:: Record list

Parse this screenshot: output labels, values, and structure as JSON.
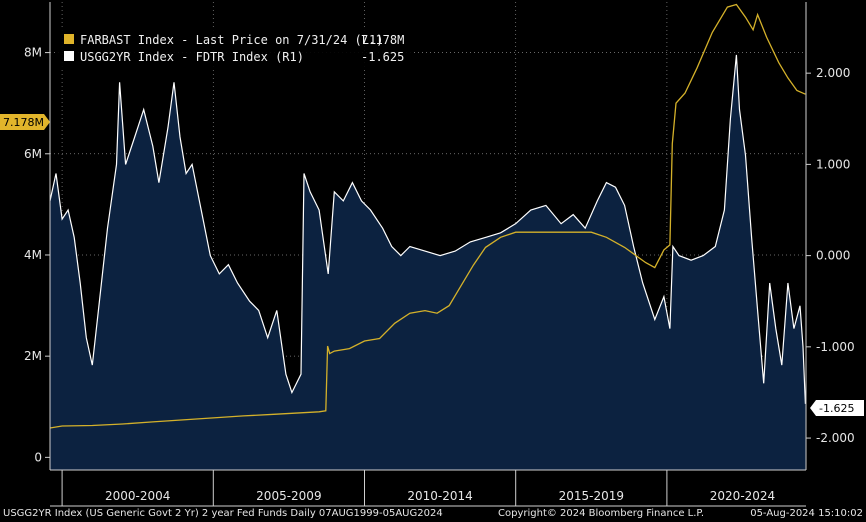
{
  "colors": {
    "background": "#000000",
    "area_fill": "#0c2240",
    "area_line": "#ffffff",
    "gold": "#d4b12a",
    "grid": "#8a8a8a"
  },
  "legend": [
    {
      "swatch": "#e0b42a",
      "label": "FARBAST Index - Last Price on 7/31/24 (L1)",
      "value": "7.178M"
    },
    {
      "swatch": "#ffffff",
      "label": "USGG2YR Index - FDTR Index (R1)",
      "value": "-1.625"
    }
  ],
  "tags": {
    "left": "7.178M",
    "right": "-1.625"
  },
  "footer": {
    "left": "USGG2YR Index (US Generic Govt 2 Yr) 2 year Fed Funds  Daily 07AUG1999-05AUG2024",
    "center": "Copyright© 2024 Bloomberg Finance L.P.",
    "right": "05-Aug-2024 15:10:02"
  },
  "chart_data": {
    "type": "line",
    "x_range": [
      1999.6,
      2024.6
    ],
    "x_ticks": [
      {
        "label": "2000-2004",
        "at": 2002.5
      },
      {
        "label": "2005-2009",
        "at": 2007.5
      },
      {
        "label": "2010-2014",
        "at": 2012.5
      },
      {
        "label": "2015-2019",
        "at": 2017.5
      },
      {
        "label": "2020-2024",
        "at": 2022.5
      }
    ],
    "x_boundaries": [
      2000,
      2005,
      2010,
      2015,
      2020
    ],
    "left_axis": {
      "ylim": [
        -0.25,
        9.0
      ],
      "ticks": [
        {
          "v": 0,
          "label": "0"
        },
        {
          "v": 2,
          "label": "2M"
        },
        {
          "v": 4,
          "label": "4M"
        },
        {
          "v": 6,
          "label": "6M"
        },
        {
          "v": 8,
          "label": "8M"
        }
      ],
      "unit": "M"
    },
    "right_axis": {
      "ylim": [
        -2.35,
        2.78
      ],
      "ticks": [
        {
          "v": 2,
          "label": "2.000"
        },
        {
          "v": 1,
          "label": "1.000"
        },
        {
          "v": 0,
          "label": "0.000"
        },
        {
          "v": -1,
          "label": "-1.000"
        },
        {
          "v": -2,
          "label": "-2.000"
        }
      ]
    },
    "series": [
      {
        "name": "FARBAST Index - Last Price on 7/31/24 (L1)",
        "axis": "left",
        "style": "line",
        "points": [
          [
            1999.6,
            0.58
          ],
          [
            2000.0,
            0.62
          ],
          [
            2001.0,
            0.63
          ],
          [
            2002.0,
            0.66
          ],
          [
            2003.0,
            0.7
          ],
          [
            2004.0,
            0.74
          ],
          [
            2005.0,
            0.78
          ],
          [
            2006.0,
            0.82
          ],
          [
            2007.0,
            0.85
          ],
          [
            2008.5,
            0.9
          ],
          [
            2008.72,
            0.92
          ],
          [
            2008.78,
            2.2
          ],
          [
            2008.85,
            2.05
          ],
          [
            2009.0,
            2.1
          ],
          [
            2009.5,
            2.15
          ],
          [
            2010.0,
            2.3
          ],
          [
            2010.5,
            2.35
          ],
          [
            2011.0,
            2.65
          ],
          [
            2011.5,
            2.85
          ],
          [
            2012.0,
            2.9
          ],
          [
            2012.4,
            2.85
          ],
          [
            2012.8,
            3.0
          ],
          [
            2013.2,
            3.4
          ],
          [
            2013.6,
            3.8
          ],
          [
            2014.0,
            4.15
          ],
          [
            2014.5,
            4.35
          ],
          [
            2015.0,
            4.45
          ],
          [
            2016.0,
            4.45
          ],
          [
            2017.0,
            4.45
          ],
          [
            2017.5,
            4.45
          ],
          [
            2018.0,
            4.35
          ],
          [
            2018.6,
            4.15
          ],
          [
            2019.3,
            3.85
          ],
          [
            2019.6,
            3.75
          ],
          [
            2019.9,
            4.1
          ],
          [
            2020.1,
            4.2
          ],
          [
            2020.18,
            6.2
          ],
          [
            2020.3,
            7.0
          ],
          [
            2020.6,
            7.2
          ],
          [
            2021.0,
            7.7
          ],
          [
            2021.5,
            8.4
          ],
          [
            2022.0,
            8.9
          ],
          [
            2022.3,
            8.95
          ],
          [
            2022.6,
            8.7
          ],
          [
            2022.85,
            8.45
          ],
          [
            2023.0,
            8.75
          ],
          [
            2023.3,
            8.3
          ],
          [
            2023.7,
            7.8
          ],
          [
            2024.0,
            7.5
          ],
          [
            2024.3,
            7.25
          ],
          [
            2024.58,
            7.178
          ]
        ]
      },
      {
        "name": "USGG2YR Index - FDTR Index (R1)",
        "axis": "right",
        "style": "area",
        "points": [
          [
            1999.6,
            0.6
          ],
          [
            1999.8,
            0.9
          ],
          [
            2000.0,
            0.4
          ],
          [
            2000.2,
            0.5
          ],
          [
            2000.4,
            0.2
          ],
          [
            2000.6,
            -0.3
          ],
          [
            2000.8,
            -0.9
          ],
          [
            2001.0,
            -1.2
          ],
          [
            2001.2,
            -0.6
          ],
          [
            2001.5,
            0.3
          ],
          [
            2001.8,
            1.0
          ],
          [
            2001.9,
            1.9
          ],
          [
            2002.1,
            1.0
          ],
          [
            2002.4,
            1.3
          ],
          [
            2002.7,
            1.6
          ],
          [
            2003.0,
            1.2
          ],
          [
            2003.2,
            0.8
          ],
          [
            2003.5,
            1.4
          ],
          [
            2003.7,
            1.9
          ],
          [
            2003.9,
            1.3
          ],
          [
            2004.1,
            0.9
          ],
          [
            2004.3,
            1.0
          ],
          [
            2004.6,
            0.5
          ],
          [
            2004.9,
            0.0
          ],
          [
            2005.2,
            -0.2
          ],
          [
            2005.5,
            -0.1
          ],
          [
            2005.8,
            -0.3
          ],
          [
            2006.2,
            -0.5
          ],
          [
            2006.5,
            -0.6
          ],
          [
            2006.8,
            -0.9
          ],
          [
            2007.1,
            -0.6
          ],
          [
            2007.4,
            -1.3
          ],
          [
            2007.6,
            -1.5
          ],
          [
            2007.9,
            -1.3
          ],
          [
            2008.0,
            0.9
          ],
          [
            2008.2,
            0.7
          ],
          [
            2008.5,
            0.5
          ],
          [
            2008.8,
            -0.2
          ],
          [
            2009.0,
            0.7
          ],
          [
            2009.3,
            0.6
          ],
          [
            2009.6,
            0.8
          ],
          [
            2009.9,
            0.6
          ],
          [
            2010.2,
            0.5
          ],
          [
            2010.6,
            0.3
          ],
          [
            2010.9,
            0.1
          ],
          [
            2011.2,
            0.0
          ],
          [
            2011.5,
            0.1
          ],
          [
            2012.0,
            0.05
          ],
          [
            2012.5,
            0.0
          ],
          [
            2013.0,
            0.05
          ],
          [
            2013.5,
            0.15
          ],
          [
            2014.0,
            0.2
          ],
          [
            2014.5,
            0.25
          ],
          [
            2015.0,
            0.35
          ],
          [
            2015.5,
            0.5
          ],
          [
            2016.0,
            0.55
          ],
          [
            2016.5,
            0.35
          ],
          [
            2016.9,
            0.45
          ],
          [
            2017.3,
            0.3
          ],
          [
            2017.7,
            0.6
          ],
          [
            2018.0,
            0.8
          ],
          [
            2018.3,
            0.75
          ],
          [
            2018.6,
            0.55
          ],
          [
            2018.9,
            0.1
          ],
          [
            2019.2,
            -0.3
          ],
          [
            2019.6,
            -0.7
          ],
          [
            2019.9,
            -0.45
          ],
          [
            2020.1,
            -0.8
          ],
          [
            2020.2,
            0.1
          ],
          [
            2020.4,
            0.0
          ],
          [
            2020.8,
            -0.05
          ],
          [
            2021.2,
            0.0
          ],
          [
            2021.6,
            0.1
          ],
          [
            2021.9,
            0.5
          ],
          [
            2022.1,
            1.5
          ],
          [
            2022.3,
            2.2
          ],
          [
            2022.4,
            1.6
          ],
          [
            2022.6,
            1.1
          ],
          [
            2022.8,
            0.2
          ],
          [
            2023.0,
            -0.6
          ],
          [
            2023.2,
            -1.4
          ],
          [
            2023.4,
            -0.3
          ],
          [
            2023.6,
            -0.8
          ],
          [
            2023.8,
            -1.2
          ],
          [
            2024.0,
            -0.3
          ],
          [
            2024.2,
            -0.8
          ],
          [
            2024.4,
            -0.55
          ],
          [
            2024.5,
            -1.0
          ],
          [
            2024.58,
            -1.625
          ]
        ]
      }
    ]
  }
}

::::

#### [Given instruction]
How many of these lines contain "FDTR"? Write only the number.

#### [The response]
2